SET EXERCISE: Repeat the listing word for word. No pictures belong in the copy.
— Begin DATA SUPPLIED —
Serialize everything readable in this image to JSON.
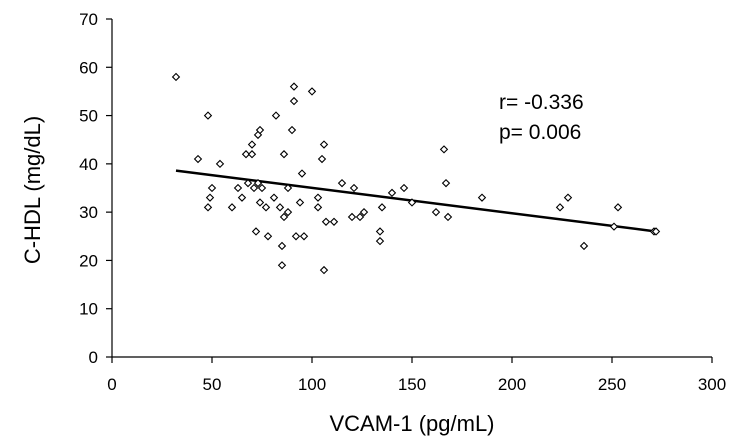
{
  "chart_data": {
    "type": "scatter",
    "xlabel": "VCAM-1 (pg/mL)",
    "ylabel": "C-HDL (mg/dL)",
    "xlim": [
      0,
      300
    ],
    "ylim": [
      0,
      70
    ],
    "x_ticks": [
      0,
      50,
      100,
      150,
      200,
      250,
      300
    ],
    "y_ticks": [
      0,
      10,
      20,
      30,
      40,
      50,
      60,
      70
    ],
    "grid": false,
    "legend": "none",
    "marker": "open-diamond",
    "annotations": [
      "r= -0.336",
      "p= 0.006"
    ],
    "trendline": {
      "x": [
        32,
        272
      ],
      "y": [
        38.6,
        26.0
      ]
    },
    "series": [
      {
        "points": [
          [
            32,
            58
          ],
          [
            43,
            41
          ],
          [
            48,
            50
          ],
          [
            48,
            31
          ],
          [
            49,
            33
          ],
          [
            50,
            35
          ],
          [
            54,
            40
          ],
          [
            60,
            31
          ],
          [
            63,
            35
          ],
          [
            65,
            33
          ],
          [
            67,
            42
          ],
          [
            68,
            36
          ],
          [
            70,
            44
          ],
          [
            70,
            42
          ],
          [
            71,
            35
          ],
          [
            72,
            26
          ],
          [
            73,
            46
          ],
          [
            73,
            36
          ],
          [
            74,
            47
          ],
          [
            74,
            32
          ],
          [
            75,
            35
          ],
          [
            77,
            31
          ],
          [
            78,
            25
          ],
          [
            81,
            33
          ],
          [
            82,
            50
          ],
          [
            84,
            31
          ],
          [
            85,
            19
          ],
          [
            85,
            23
          ],
          [
            86,
            29
          ],
          [
            86,
            42
          ],
          [
            88,
            30
          ],
          [
            88,
            35
          ],
          [
            90,
            47
          ],
          [
            91,
            53
          ],
          [
            91,
            56
          ],
          [
            92,
            25
          ],
          [
            94,
            32
          ],
          [
            95,
            38
          ],
          [
            96,
            25
          ],
          [
            100,
            55
          ],
          [
            103,
            31
          ],
          [
            103,
            33
          ],
          [
            105,
            41
          ],
          [
            106,
            44
          ],
          [
            106,
            18
          ],
          [
            107,
            28
          ],
          [
            111,
            28
          ],
          [
            115,
            36
          ],
          [
            120,
            29
          ],
          [
            121,
            35
          ],
          [
            124,
            29
          ],
          [
            126,
            30
          ],
          [
            134,
            26
          ],
          [
            134,
            24
          ],
          [
            135,
            31
          ],
          [
            140,
            34
          ],
          [
            146,
            35
          ],
          [
            150,
            32
          ],
          [
            162,
            30
          ],
          [
            166,
            43
          ],
          [
            167,
            36
          ],
          [
            168,
            29
          ],
          [
            185,
            33
          ],
          [
            224,
            31
          ],
          [
            228,
            33
          ],
          [
            236,
            23
          ],
          [
            251,
            27
          ],
          [
            253,
            31
          ],
          [
            271,
            26
          ],
          [
            272,
            26
          ]
        ]
      }
    ]
  }
}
— End DATA SUPPLIED —
RESULT OF THIS TASK:
Serialize everything readable in this image to JSON.
{
  "chart_data": {
    "type": "scatter",
    "xlabel": "VCAM-1 (pg/mL)",
    "ylabel": "C-HDL (mg/dL)",
    "xlim": [
      0,
      300
    ],
    "ylim": [
      0,
      70
    ],
    "x_ticks": [
      0,
      50,
      100,
      150,
      200,
      250,
      300
    ],
    "y_ticks": [
      0,
      10,
      20,
      30,
      40,
      50,
      60,
      70
    ],
    "grid": false,
    "legend": "none",
    "marker": "open-diamond",
    "annotations": [
      "r= -0.336",
      "p= 0.006"
    ],
    "trendline": {
      "x": [
        32,
        272
      ],
      "y": [
        38.6,
        26.0
      ]
    },
    "series": [
      {
        "points": [
          [
            32,
            58
          ],
          [
            43,
            41
          ],
          [
            48,
            50
          ],
          [
            48,
            31
          ],
          [
            49,
            33
          ],
          [
            50,
            35
          ],
          [
            54,
            40
          ],
          [
            60,
            31
          ],
          [
            63,
            35
          ],
          [
            65,
            33
          ],
          [
            67,
            42
          ],
          [
            68,
            36
          ],
          [
            70,
            44
          ],
          [
            70,
            42
          ],
          [
            71,
            35
          ],
          [
            72,
            26
          ],
          [
            73,
            46
          ],
          [
            73,
            36
          ],
          [
            74,
            47
          ],
          [
            74,
            32
          ],
          [
            75,
            35
          ],
          [
            77,
            31
          ],
          [
            78,
            25
          ],
          [
            81,
            33
          ],
          [
            82,
            50
          ],
          [
            84,
            31
          ],
          [
            85,
            19
          ],
          [
            85,
            23
          ],
          [
            86,
            29
          ],
          [
            86,
            42
          ],
          [
            88,
            30
          ],
          [
            88,
            35
          ],
          [
            90,
            47
          ],
          [
            91,
            53
          ],
          [
            91,
            56
          ],
          [
            92,
            25
          ],
          [
            94,
            32
          ],
          [
            95,
            38
          ],
          [
            96,
            25
          ],
          [
            100,
            55
          ],
          [
            103,
            31
          ],
          [
            103,
            33
          ],
          [
            105,
            41
          ],
          [
            106,
            44
          ],
          [
            106,
            18
          ],
          [
            107,
            28
          ],
          [
            111,
            28
          ],
          [
            115,
            36
          ],
          [
            120,
            29
          ],
          [
            121,
            35
          ],
          [
            124,
            29
          ],
          [
            126,
            30
          ],
          [
            134,
            26
          ],
          [
            134,
            24
          ],
          [
            135,
            31
          ],
          [
            140,
            34
          ],
          [
            146,
            35
          ],
          [
            150,
            32
          ],
          [
            162,
            30
          ],
          [
            166,
            43
          ],
          [
            167,
            36
          ],
          [
            168,
            29
          ],
          [
            185,
            33
          ],
          [
            224,
            31
          ],
          [
            228,
            33
          ],
          [
            236,
            23
          ],
          [
            251,
            27
          ],
          [
            253,
            31
          ],
          [
            271,
            26
          ],
          [
            272,
            26
          ]
        ]
      }
    ]
  }
}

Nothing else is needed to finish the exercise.